# [JOB]
Select each line where the word "Entropy" appears.

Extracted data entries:
--------------------------------------------------
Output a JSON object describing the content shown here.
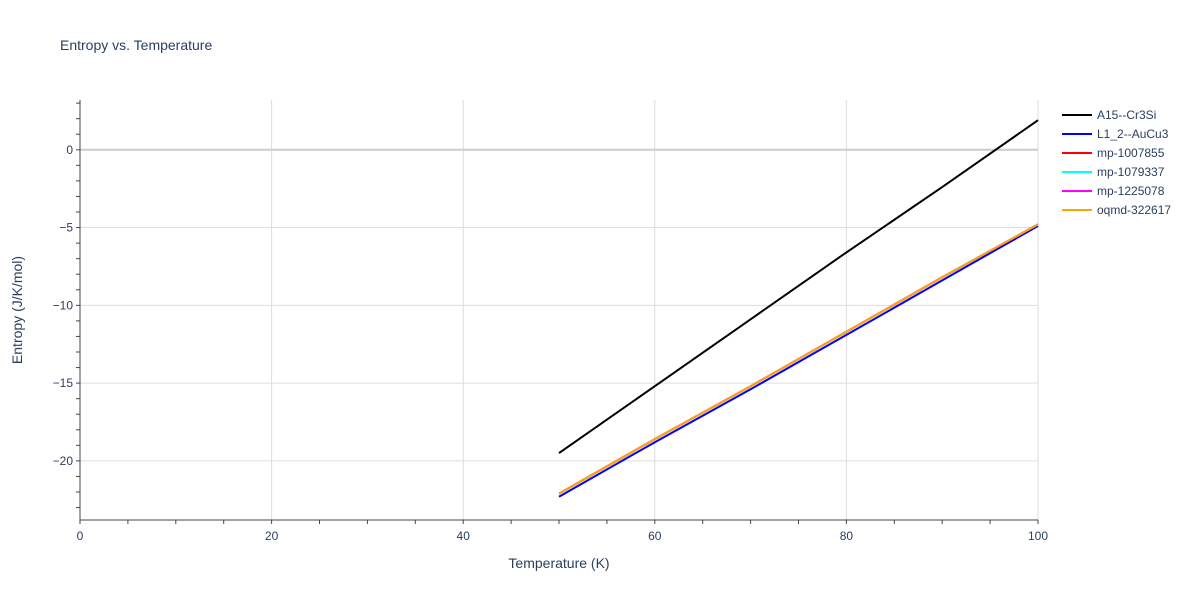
{
  "chart_data": {
    "type": "line",
    "title": "Entropy vs. Temperature",
    "xlabel": "Temperature (K)",
    "ylabel": "Entropy (J/K/mol)",
    "xlim": [
      0,
      100
    ],
    "ylim": [
      -23.8,
      3.2
    ],
    "x_ticks": [
      0,
      20,
      40,
      60,
      80,
      100
    ],
    "y_ticks": [
      0,
      -5,
      -10,
      -15,
      -20
    ],
    "y_tick_labels": [
      "0",
      "−5",
      "−10",
      "−15",
      "−20"
    ],
    "grid": true,
    "legend_position": "right",
    "series": [
      {
        "name": "A15--Cr3Si",
        "color": "#000000",
        "x": [
          50,
          60,
          70,
          80,
          90,
          100
        ],
        "y": [
          -19.5,
          -15.2,
          -10.9,
          -6.6,
          -2.4,
          1.9
        ]
      },
      {
        "name": "L1_2--AuCu3",
        "color": "#0000ff",
        "x": [
          50,
          60,
          70,
          80,
          90,
          100
        ],
        "y": [
          -22.3,
          -18.8,
          -15.4,
          -11.9,
          -8.4,
          -4.9
        ]
      },
      {
        "name": "mp-1007855",
        "color": "#ff0000",
        "x": [
          50,
          60,
          70,
          80,
          90,
          100
        ],
        "y": [
          -22.1,
          -18.6,
          -15.2,
          -11.7,
          -8.2,
          -4.8
        ]
      },
      {
        "name": "mp-1079337",
        "color": "#00ffff",
        "x": [
          50,
          60,
          70,
          80,
          90,
          100
        ],
        "y": [
          -22.1,
          -18.6,
          -15.2,
          -11.7,
          -8.2,
          -4.8
        ]
      },
      {
        "name": "mp-1225078",
        "color": "#ff00ff",
        "x": [
          50,
          60,
          70,
          80,
          90,
          100
        ],
        "y": [
          -22.1,
          -18.6,
          -15.2,
          -11.7,
          -8.2,
          -4.8
        ]
      },
      {
        "name": "oqmd-322617",
        "color": "#ffa500",
        "x": [
          50,
          60,
          70,
          80,
          90,
          100
        ],
        "y": [
          -22.1,
          -18.6,
          -15.2,
          -11.7,
          -8.2,
          -4.8
        ]
      }
    ]
  }
}
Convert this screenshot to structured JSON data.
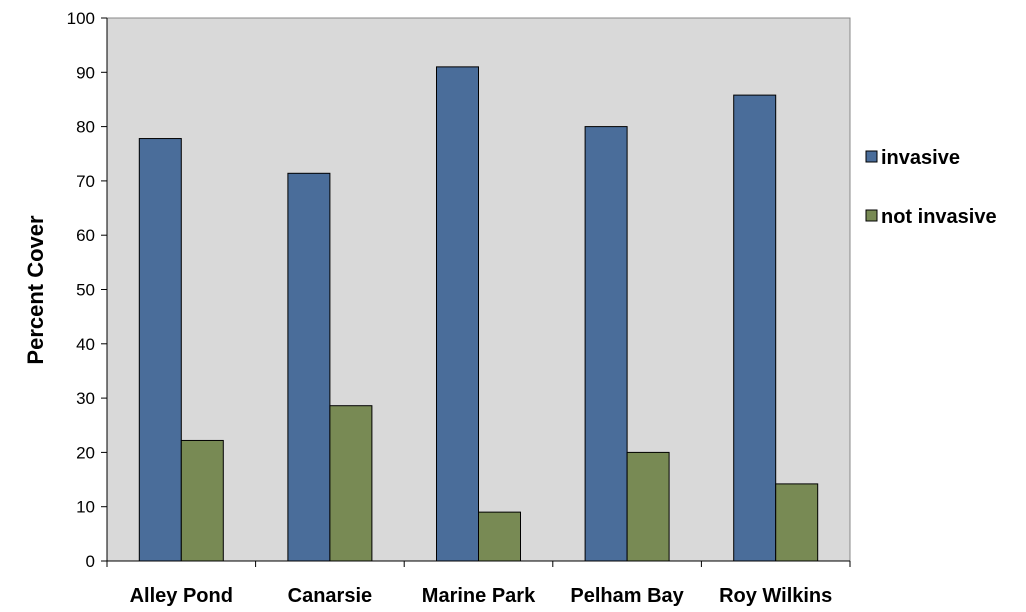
--------------------------------------------------
# [TASK RESULT]
    "title": "Entropy vs. Temperature",
    "ylabel": "Entropy (J/K/mol)",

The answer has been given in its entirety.